Aim.
Copy out every record below, word for word.

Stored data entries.

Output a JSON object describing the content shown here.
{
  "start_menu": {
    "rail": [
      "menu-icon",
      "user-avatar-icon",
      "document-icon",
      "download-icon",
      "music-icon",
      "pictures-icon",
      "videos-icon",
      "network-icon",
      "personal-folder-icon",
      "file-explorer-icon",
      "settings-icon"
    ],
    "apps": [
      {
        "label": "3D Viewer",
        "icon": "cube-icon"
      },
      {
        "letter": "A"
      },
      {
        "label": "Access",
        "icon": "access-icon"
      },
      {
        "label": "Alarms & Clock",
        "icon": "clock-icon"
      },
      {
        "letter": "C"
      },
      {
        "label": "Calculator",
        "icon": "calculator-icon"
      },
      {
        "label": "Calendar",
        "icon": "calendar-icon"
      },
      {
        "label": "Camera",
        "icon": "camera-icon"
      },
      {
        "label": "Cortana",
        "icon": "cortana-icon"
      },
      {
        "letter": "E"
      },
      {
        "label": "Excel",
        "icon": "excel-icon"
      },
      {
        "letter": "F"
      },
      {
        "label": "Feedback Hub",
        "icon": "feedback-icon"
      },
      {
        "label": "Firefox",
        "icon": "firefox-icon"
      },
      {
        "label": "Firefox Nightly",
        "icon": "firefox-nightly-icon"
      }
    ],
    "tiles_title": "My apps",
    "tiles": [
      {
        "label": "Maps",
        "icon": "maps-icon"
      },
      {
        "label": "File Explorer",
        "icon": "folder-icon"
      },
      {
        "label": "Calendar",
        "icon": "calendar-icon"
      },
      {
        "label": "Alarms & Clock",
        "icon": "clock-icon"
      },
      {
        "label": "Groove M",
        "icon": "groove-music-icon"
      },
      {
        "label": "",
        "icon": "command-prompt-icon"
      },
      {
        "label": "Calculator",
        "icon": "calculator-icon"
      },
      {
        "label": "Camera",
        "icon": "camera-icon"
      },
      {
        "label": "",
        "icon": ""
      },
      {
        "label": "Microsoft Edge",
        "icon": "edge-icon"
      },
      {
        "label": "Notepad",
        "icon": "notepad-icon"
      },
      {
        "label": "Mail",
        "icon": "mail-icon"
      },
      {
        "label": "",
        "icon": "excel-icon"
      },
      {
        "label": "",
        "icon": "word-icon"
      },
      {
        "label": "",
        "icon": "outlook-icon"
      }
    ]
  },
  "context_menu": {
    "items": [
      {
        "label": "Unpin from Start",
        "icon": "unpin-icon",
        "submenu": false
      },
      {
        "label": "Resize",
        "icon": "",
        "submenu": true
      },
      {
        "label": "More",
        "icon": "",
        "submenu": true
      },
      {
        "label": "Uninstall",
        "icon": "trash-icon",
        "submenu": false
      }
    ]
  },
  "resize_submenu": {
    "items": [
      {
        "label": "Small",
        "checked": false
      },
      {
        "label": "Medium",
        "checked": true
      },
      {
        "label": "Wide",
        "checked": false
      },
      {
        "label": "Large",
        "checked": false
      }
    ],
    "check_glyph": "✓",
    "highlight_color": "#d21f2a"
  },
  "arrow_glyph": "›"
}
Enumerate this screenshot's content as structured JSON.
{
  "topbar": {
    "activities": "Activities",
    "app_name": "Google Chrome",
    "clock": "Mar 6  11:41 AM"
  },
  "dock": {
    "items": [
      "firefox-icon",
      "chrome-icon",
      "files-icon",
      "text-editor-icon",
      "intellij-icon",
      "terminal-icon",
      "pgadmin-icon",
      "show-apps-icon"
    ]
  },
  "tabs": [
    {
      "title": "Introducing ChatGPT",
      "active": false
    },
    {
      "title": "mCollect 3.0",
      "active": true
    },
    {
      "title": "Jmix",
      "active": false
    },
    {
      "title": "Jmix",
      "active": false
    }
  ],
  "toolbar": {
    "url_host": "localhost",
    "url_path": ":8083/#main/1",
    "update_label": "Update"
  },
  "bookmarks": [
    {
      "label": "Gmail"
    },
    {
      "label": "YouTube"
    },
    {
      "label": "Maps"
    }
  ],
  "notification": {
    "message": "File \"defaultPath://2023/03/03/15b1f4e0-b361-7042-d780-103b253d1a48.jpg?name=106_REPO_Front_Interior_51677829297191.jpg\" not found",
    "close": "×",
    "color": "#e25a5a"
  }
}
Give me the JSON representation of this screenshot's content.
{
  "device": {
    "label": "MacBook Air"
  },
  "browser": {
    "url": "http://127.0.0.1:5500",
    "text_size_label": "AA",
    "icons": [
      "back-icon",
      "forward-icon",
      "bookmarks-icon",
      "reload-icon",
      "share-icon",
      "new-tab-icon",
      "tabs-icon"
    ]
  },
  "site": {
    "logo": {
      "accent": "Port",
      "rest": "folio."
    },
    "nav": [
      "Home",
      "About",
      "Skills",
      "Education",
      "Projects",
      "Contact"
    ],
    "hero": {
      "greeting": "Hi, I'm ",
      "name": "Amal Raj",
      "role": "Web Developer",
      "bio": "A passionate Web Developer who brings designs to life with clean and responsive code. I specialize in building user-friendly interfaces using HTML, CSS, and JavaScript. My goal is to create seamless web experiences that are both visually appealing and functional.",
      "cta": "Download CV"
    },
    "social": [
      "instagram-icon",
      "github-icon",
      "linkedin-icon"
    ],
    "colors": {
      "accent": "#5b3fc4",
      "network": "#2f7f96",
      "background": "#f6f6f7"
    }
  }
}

Right answer.
Output a JSON object describing the content shown here.
{
  "start_menu": {
    "rail": [
      "menu-icon",
      "user-avatar-icon",
      "document-icon",
      "download-icon",
      "music-icon",
      "pictures-icon",
      "videos-icon",
      "network-icon",
      "personal-folder-icon",
      "file-explorer-icon",
      "settings-icon"
    ],
    "apps": [
      {
        "label": "3D Viewer",
        "icon": "cube-icon"
      },
      {
        "letter": "A"
      },
      {
        "label": "Access",
        "icon": "access-icon"
      },
      {
        "label": "Alarms & Clock",
        "icon": "clock-icon"
      },
      {
        "letter": "C"
      },
      {
        "label": "Calculator",
        "icon": "calculator-icon"
      },
      {
        "label": "Calendar",
        "icon": "calendar-icon"
      },
      {
        "label": "Camera",
        "icon": "camera-icon"
      },
      {
        "label": "Cortana",
        "icon": "cortana-icon"
      },
      {
        "letter": "E"
      },
      {
        "label": "Excel",
        "icon": "excel-icon"
      },
      {
        "letter": "F"
      },
      {
        "label": "Feedback Hub",
        "icon": "feedback-icon"
      },
      {
        "label": "Firefox",
        "icon": "firefox-icon"
      },
      {
        "label": "Firefox Nightly",
        "icon": "firefox-nightly-icon"
      }
    ],
    "tiles_title": "My apps",
    "tiles": [
      {
        "label": "Maps",
        "icon": "maps-icon"
      },
      {
        "label": "File Explorer",
        "icon": "folder-icon"
      },
      {
        "label": "Calendar",
        "icon": "calendar-icon"
      },
      {
        "label": "Alarms & Clock",
        "icon": "clock-icon"
      },
      {
        "label": "Groove M",
        "icon": "groove-music-icon"
      },
      {
        "label": "",
        "icon": "command-prompt-icon"
      },
      {
        "label": "Calculator",
        "icon": "calculator-icon"
      },
      {
        "label": "Camera",
        "icon": "camera-icon"
      },
      {
        "label": "",
        "icon": ""
      },
      {
        "label": "Microsoft Edge",
        "icon": "edge-icon"
      },
      {
        "label": "Notepad",
        "icon": "notepad-icon"
      },
      {
        "label": "Mail",
        "icon": "mail-icon"
      },
      {
        "label": "",
        "icon": "excel-icon"
      },
      {
        "label": "",
        "icon": "word-icon"
      },
      {
        "label": "",
        "icon": "outlook-icon"
      }
    ]
  },
  "context_menu": {
    "items": [
      {
        "label": "Unpin from Start",
        "icon": "unpin-icon",
        "submenu": false
      },
      {
        "label": "Resize",
        "icon": "",
        "submenu": true
      },
      {
        "label": "More",
        "icon": "",
        "submenu": true
      },
      {
        "label": "Uninstall",
        "icon": "trash-icon",
        "submenu": false
      }
    ]
  },
  "resize_submenu": {
    "items": [
      {
        "label": "Small",
        "checked": false
      },
      {
        "label": "Medium",
        "checked": true
      },
      {
        "label": "Wide",
        "checked": false
      },
      {
        "label": "Large",
        "checked": false
      }
    ],
    "check_glyph": "✓",
    "highlight_color": "#d21f2a"
  },
  "arrow_glyph": "›"
}
Enumerate this screenshot's content as structured JSON.
{
  "topbar": {
    "activities": "Activities",
    "app_name": "Google Chrome",
    "clock": "Mar 6  11:41 AM"
  },
  "dock": {
    "items": [
      "firefox-icon",
      "chrome-icon",
      "files-icon",
      "text-editor-icon",
      "intellij-icon",
      "terminal-icon",
      "pgadmin-icon",
      "show-apps-icon"
    ]
  },
  "tabs": [
    {
      "title": "Introducing ChatGPT",
      "active": false
    },
    {
      "title": "mCollect 3.0",
      "active": true
    },
    {
      "title": "Jmix",
      "active": false
    },
    {
      "title": "Jmix",
      "active": false
    }
  ],
  "toolbar": {
    "url_host": "localhost",
    "url_path": ":8083/#main/1",
    "update_label": "Update"
  },
  "bookmarks": [
    {
      "label": "Gmail"
    },
    {
      "label": "YouTube"
    },
    {
      "label": "Maps"
    }
  ],
  "notification": {
    "message": "File \"defaultPath://2023/03/03/15b1f4e0-b361-7042-d780-103b253d1a48.jpg?name=106_REPO_Front_Interior_51677829297191.jpg\" not found",
    "close": "×",
    "color": "#e25a5a"
  }
}
Give me the JSON representation of this screenshot's content.
{
  "device": {
    "label": "MacBook Air"
  },
  "browser": {
    "url": "http://127.0.0.1:5500",
    "text_size_label": "AA",
    "icons": [
      "back-icon",
      "forward-icon",
      "bookmarks-icon",
      "reload-icon",
      "share-icon",
      "new-tab-icon",
      "tabs-icon"
    ]
  },
  "site": {
    "logo": {
      "accent": "Port",
      "rest": "folio."
    },
    "nav": [
      "Home",
      "About",
      "Skills",
      "Education",
      "Projects",
      "Contact"
    ],
    "hero": {
      "greeting": "Hi, I'm ",
      "name": "Amal Raj",
      "role": "Web Developer",
      "bio": "A passionate Web Developer who brings designs to life with clean and responsive code. I specialize in building user-friendly interfaces using HTML, CSS, and JavaScript. My goal is to create seamless web experiences that are both visually appealing and functional.",
      "cta": "Download CV"
    },
    "social": [
      "instagram-icon",
      "github-icon",
      "linkedin-icon"
    ],
    "colors": {
      "accent": "#5b3fc4",
      "network": "#2f7f96",
      "background": "#f6f6f7"
    }
  }
}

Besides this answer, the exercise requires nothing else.